» WHAT YOU WILL DO:
Check every line below for the word "психологии" and copy each one that has it.

-------------------------

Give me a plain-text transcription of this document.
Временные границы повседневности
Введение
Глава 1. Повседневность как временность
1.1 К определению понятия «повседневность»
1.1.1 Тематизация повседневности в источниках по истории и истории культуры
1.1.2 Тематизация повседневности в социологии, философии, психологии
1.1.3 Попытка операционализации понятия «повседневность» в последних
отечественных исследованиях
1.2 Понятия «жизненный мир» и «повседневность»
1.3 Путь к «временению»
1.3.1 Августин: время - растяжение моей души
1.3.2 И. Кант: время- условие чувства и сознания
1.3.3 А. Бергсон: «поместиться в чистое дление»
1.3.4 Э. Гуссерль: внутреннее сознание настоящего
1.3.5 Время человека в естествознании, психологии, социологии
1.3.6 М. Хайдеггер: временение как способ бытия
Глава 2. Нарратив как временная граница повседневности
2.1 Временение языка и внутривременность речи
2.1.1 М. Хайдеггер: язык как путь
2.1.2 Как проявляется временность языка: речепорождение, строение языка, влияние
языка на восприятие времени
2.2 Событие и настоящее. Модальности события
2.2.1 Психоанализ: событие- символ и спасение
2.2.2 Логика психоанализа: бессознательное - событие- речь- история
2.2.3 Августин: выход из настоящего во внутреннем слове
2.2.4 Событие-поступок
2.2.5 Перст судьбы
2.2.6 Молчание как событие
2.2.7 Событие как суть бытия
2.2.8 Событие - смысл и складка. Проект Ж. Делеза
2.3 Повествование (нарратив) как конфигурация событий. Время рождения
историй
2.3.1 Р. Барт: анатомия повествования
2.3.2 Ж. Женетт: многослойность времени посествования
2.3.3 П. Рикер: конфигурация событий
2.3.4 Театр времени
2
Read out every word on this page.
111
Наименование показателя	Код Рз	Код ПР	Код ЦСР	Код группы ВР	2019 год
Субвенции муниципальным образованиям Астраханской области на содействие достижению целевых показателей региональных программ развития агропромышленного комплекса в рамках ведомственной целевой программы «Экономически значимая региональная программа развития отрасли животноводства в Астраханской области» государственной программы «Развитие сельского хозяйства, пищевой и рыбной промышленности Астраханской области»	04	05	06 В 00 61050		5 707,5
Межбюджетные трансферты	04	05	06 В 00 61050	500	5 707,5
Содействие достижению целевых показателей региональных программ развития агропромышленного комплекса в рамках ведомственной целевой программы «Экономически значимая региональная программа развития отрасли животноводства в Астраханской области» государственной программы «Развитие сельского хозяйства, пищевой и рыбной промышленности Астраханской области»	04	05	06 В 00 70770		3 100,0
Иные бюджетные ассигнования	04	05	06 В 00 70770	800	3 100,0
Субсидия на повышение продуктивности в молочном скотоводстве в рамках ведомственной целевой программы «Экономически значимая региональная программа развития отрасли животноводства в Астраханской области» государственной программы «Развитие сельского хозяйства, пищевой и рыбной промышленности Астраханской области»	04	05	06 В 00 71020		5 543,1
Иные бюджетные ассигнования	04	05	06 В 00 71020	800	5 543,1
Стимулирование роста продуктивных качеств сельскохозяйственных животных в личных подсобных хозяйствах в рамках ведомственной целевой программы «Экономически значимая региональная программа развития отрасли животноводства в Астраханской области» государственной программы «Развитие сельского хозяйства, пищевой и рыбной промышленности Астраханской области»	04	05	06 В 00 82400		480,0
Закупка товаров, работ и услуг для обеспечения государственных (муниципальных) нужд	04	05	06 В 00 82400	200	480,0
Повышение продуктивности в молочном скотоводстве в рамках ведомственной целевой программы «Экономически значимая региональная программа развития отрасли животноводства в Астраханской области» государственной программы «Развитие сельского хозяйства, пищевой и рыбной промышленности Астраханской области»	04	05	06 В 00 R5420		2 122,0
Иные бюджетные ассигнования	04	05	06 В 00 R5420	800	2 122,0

-------------------------

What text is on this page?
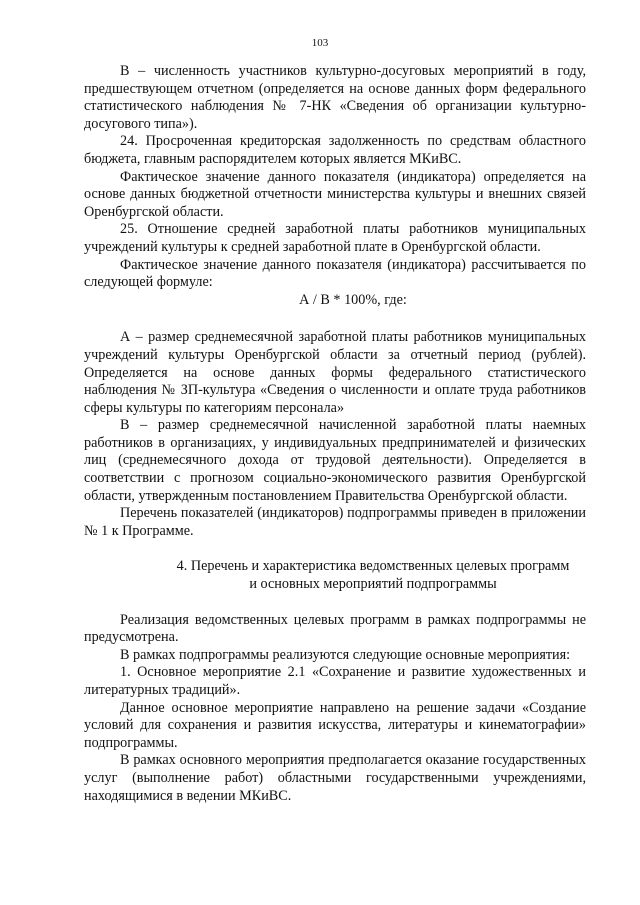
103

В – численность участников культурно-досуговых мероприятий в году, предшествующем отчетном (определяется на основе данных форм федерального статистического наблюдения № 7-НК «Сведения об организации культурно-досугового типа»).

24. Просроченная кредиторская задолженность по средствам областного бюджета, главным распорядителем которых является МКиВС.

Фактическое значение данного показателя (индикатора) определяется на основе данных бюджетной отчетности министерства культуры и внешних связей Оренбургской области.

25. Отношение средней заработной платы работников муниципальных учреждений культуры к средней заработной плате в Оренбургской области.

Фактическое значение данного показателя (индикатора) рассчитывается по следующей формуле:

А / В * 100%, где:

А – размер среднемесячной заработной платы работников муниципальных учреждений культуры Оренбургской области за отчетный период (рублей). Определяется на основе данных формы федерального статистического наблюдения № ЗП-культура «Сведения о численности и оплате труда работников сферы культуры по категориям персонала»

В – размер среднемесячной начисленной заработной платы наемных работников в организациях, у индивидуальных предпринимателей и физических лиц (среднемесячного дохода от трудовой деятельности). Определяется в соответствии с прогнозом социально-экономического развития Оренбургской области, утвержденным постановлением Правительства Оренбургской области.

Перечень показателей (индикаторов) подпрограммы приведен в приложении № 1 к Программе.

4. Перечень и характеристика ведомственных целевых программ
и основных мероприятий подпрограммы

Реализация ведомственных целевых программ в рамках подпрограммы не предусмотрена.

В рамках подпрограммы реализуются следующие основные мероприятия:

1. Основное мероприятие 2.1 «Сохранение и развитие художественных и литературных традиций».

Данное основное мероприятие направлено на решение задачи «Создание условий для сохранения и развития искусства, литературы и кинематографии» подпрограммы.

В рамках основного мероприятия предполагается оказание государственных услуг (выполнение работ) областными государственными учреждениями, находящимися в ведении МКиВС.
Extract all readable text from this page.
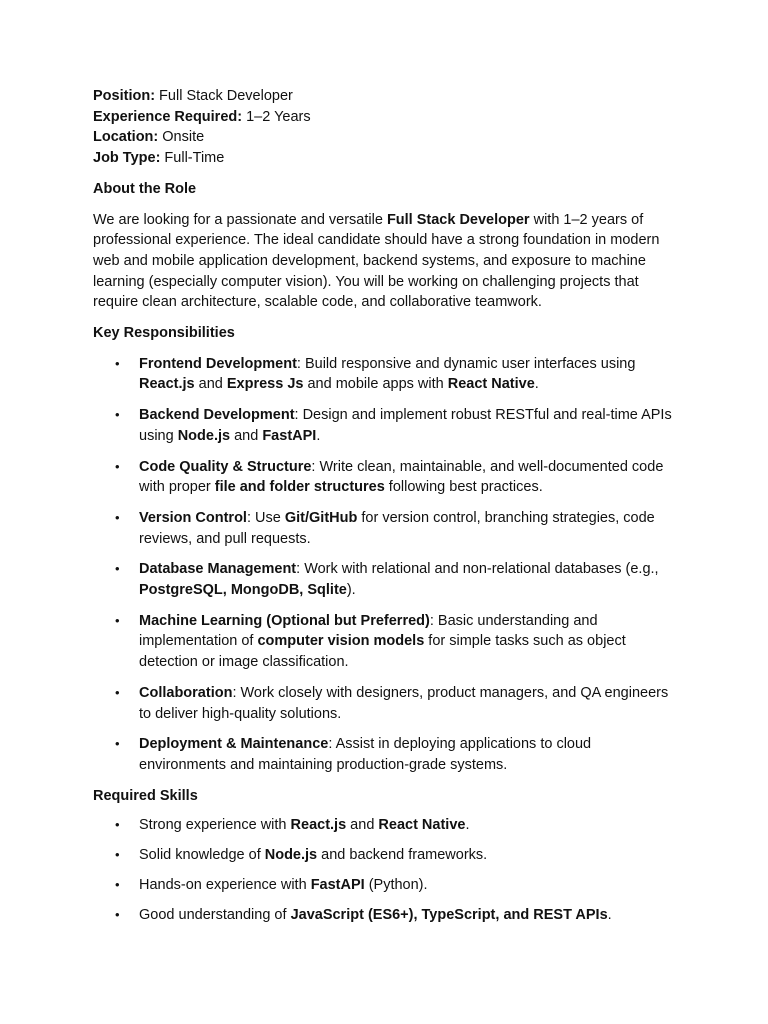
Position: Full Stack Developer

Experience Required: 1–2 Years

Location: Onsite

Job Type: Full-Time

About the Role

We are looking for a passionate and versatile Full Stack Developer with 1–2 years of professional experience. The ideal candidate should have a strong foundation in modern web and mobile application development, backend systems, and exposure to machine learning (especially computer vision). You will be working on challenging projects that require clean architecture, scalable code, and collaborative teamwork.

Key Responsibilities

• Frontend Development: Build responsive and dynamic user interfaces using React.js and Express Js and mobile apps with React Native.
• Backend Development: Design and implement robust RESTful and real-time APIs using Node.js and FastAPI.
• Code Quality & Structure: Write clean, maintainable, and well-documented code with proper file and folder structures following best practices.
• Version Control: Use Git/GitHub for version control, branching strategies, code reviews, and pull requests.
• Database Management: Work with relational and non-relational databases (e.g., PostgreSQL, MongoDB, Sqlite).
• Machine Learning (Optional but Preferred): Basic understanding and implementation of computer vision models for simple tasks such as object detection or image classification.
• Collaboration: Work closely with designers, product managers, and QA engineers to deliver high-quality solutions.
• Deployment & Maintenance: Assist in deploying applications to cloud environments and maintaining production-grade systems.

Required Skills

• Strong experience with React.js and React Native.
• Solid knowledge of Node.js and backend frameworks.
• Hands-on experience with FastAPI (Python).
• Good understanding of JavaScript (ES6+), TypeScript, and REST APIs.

-------------------------

» FULL ANSWER:
1.1.2 Тематизация повседневности в социологии, философии, психологии
1.3.5 Время человека в естествознании, психологии, социологии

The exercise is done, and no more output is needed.